→ **TO DO**: Retype all of the data exactly as given.

→ **RECORDS**:
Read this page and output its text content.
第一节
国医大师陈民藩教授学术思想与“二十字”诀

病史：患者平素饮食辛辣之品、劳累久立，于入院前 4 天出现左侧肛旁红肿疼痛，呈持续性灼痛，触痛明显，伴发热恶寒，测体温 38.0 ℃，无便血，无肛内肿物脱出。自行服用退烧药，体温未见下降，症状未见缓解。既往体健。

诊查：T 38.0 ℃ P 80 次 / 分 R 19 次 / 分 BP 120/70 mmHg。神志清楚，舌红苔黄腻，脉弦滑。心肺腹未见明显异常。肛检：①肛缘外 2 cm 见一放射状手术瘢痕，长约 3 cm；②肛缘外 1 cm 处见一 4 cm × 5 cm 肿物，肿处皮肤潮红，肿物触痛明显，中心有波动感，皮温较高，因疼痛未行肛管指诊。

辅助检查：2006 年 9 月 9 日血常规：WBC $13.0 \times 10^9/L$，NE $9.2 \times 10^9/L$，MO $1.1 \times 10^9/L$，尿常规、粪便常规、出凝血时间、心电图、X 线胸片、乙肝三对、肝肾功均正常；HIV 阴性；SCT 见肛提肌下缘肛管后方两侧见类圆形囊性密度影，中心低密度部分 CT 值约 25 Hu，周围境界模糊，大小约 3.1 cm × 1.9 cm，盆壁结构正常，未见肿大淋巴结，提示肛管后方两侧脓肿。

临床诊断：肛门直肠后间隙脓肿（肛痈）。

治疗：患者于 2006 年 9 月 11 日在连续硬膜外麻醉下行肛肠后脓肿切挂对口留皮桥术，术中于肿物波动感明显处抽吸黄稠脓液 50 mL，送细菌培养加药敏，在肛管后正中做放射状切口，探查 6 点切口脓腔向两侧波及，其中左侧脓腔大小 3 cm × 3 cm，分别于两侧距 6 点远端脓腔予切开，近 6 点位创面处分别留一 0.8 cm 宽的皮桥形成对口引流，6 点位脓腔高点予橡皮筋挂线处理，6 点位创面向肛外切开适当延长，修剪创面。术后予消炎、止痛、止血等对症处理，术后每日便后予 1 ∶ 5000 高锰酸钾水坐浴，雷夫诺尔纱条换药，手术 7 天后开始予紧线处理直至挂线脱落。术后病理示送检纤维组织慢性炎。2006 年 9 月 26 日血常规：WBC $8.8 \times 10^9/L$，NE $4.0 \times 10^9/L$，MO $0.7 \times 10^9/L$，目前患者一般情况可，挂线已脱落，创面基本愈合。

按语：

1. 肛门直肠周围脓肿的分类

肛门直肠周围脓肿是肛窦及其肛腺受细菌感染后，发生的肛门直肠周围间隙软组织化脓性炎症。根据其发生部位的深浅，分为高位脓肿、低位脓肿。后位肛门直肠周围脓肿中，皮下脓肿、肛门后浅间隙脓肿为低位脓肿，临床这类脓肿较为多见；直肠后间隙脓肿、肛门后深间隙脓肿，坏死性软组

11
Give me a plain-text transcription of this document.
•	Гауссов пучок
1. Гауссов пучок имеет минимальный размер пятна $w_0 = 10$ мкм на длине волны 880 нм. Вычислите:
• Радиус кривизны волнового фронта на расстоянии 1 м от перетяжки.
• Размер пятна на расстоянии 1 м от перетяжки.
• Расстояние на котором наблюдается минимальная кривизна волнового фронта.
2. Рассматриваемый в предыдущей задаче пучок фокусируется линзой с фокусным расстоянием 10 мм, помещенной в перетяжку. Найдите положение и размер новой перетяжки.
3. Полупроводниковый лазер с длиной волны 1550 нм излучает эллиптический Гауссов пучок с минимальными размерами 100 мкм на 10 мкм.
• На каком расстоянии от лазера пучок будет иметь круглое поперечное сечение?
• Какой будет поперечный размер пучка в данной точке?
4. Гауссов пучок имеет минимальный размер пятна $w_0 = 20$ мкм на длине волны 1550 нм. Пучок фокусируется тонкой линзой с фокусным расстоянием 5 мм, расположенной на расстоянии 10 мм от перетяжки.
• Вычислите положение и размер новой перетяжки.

→ **RESPONSE BELOW**:
Read this page and output its text content.
第一节
国医大师陈民藩教授学术思想与“二十字”诀

病史：患者平素饮食辛辣之品、劳累久立，于入院前 4 天出现左侧肛旁红肿疼痛，呈持续性灼痛，触痛明显，伴发热恶寒，测体温 38.0 ℃，无便血，无肛内肿物脱出。自行服用退烧药，体温未见下降，症状未见缓解。既往体健。

诊查：T 38.0 ℃ P 80 次 / 分 R 19 次 / 分 BP 120/70 mmHg。神志清楚，舌红苔黄腻，脉弦滑。心肺腹未见明显异常。肛检：①肛缘外 2 cm 见一放射状手术瘢痕，长约 3 cm；②肛缘外 1 cm 处见一 4 cm × 5 cm 肿物，肿处皮肤潮红，肿物触痛明显，中心有波动感，皮温较高，因疼痛未行肛管指诊。

辅助检查：2006 年 9 月 9 日血常规：WBC $13.0 \times 10^9/L$，NE $9.2 \times 10^9/L$，MO $1.1 \times 10^9/L$，尿常规、粪便常规、出凝血时间、心电图、X 线胸片、乙肝三对、肝肾功均正常；HIV 阴性；SCT 见肛提肌下缘肛管后方两侧见类圆形囊性密度影，中心低密度部分 CT 值约 25 Hu，周围境界模糊，大小约 3.1 cm × 1.9 cm，盆壁结构正常，未见肿大淋巴结，提示肛管后方两侧脓肿。

临床诊断：肛门直肠后间隙脓肿（肛痈）。

治疗：患者于 2006 年 9 月 11 日在连续硬膜外麻醉下行肛肠后脓肿切挂对口留皮桥术，术中于肿物波动感明显处抽吸黄稠脓液 50 mL，送细菌培养加药敏，在肛管后正中做放射状切口，探查 6 点切口脓腔向两侧波及，其中左侧脓腔大小 3 cm × 3 cm，分别于两侧距 6 点远端脓腔予切开，近 6 点位创面处分别留一 0.8 cm 宽的皮桥形成对口引流，6 点位脓腔高点予橡皮筋挂线处理，6 点位创面向肛外切开适当延长，修剪创面。术后予消炎、止痛、止血等对症处理，术后每日便后予 1 ∶ 5000 高锰酸钾水坐浴，雷夫诺尔纱条换药，手术 7 天后开始予紧线处理直至挂线脱落。术后病理示送检纤维组织慢性炎。2006 年 9 月 26 日血常规：WBC $8.8 \times 10^9/L$，NE $4.0 \times 10^9/L$，MO $0.7 \times 10^9/L$，目前患者一般情况可，挂线已脱落，创面基本愈合。

按语：

1. 肛门直肠周围脓肿的分类

肛门直肠周围脓肿是肛窦及其肛腺受细菌感染后，发生的肛门直肠周围间隙软组织化脓性炎症。根据其发生部位的深浅，分为高位脓肿、低位脓肿。后位肛门直肠周围脓肿中，皮下脓肿、肛门后浅间隙脓肿为低位脓肿，临床这类脓肿较为多见；直肠后间隙脓肿、肛门后深间隙脓肿，坏死性软组

11
Give me a plain-text transcription of this document.
•	Гауссов пучок
1. Гауссов пучок имеет минимальный размер пятна $w_0 = 10$ мкм на длине волны 880 нм. Вычислите:
• Радиус кривизны волнового фронта на расстоянии 1 м от перетяжки.
• Размер пятна на расстоянии 1 м от перетяжки.
• Расстояние на котором наблюдается минимальная кривизна волнового фронта.
2. Рассматриваемый в предыдущей задаче пучок фокусируется линзой с фокусным расстоянием 10 мм, помещенной в перетяжку. Найдите положение и размер новой перетяжки.
3. Полупроводниковый лазер с длиной волны 1550 нм излучает эллиптический Гауссов пучок с минимальными размерами 100 мкм на 10 мкм.
• На каком расстоянии от лазера пучок будет иметь круглое поперечное сечение?
• Какой будет поперечный размер пучка в данной точке?
4. Гауссов пучок имеет минимальный размер пятна $w_0 = 20$ мкм на длине волны 1550 нм. Пучок фокусируется тонкой линзой с фокусным расстоянием 5 мм, расположенной на расстоянии 10 мм от перетяжки.
• Вычислите положение и размер новой перетяжки.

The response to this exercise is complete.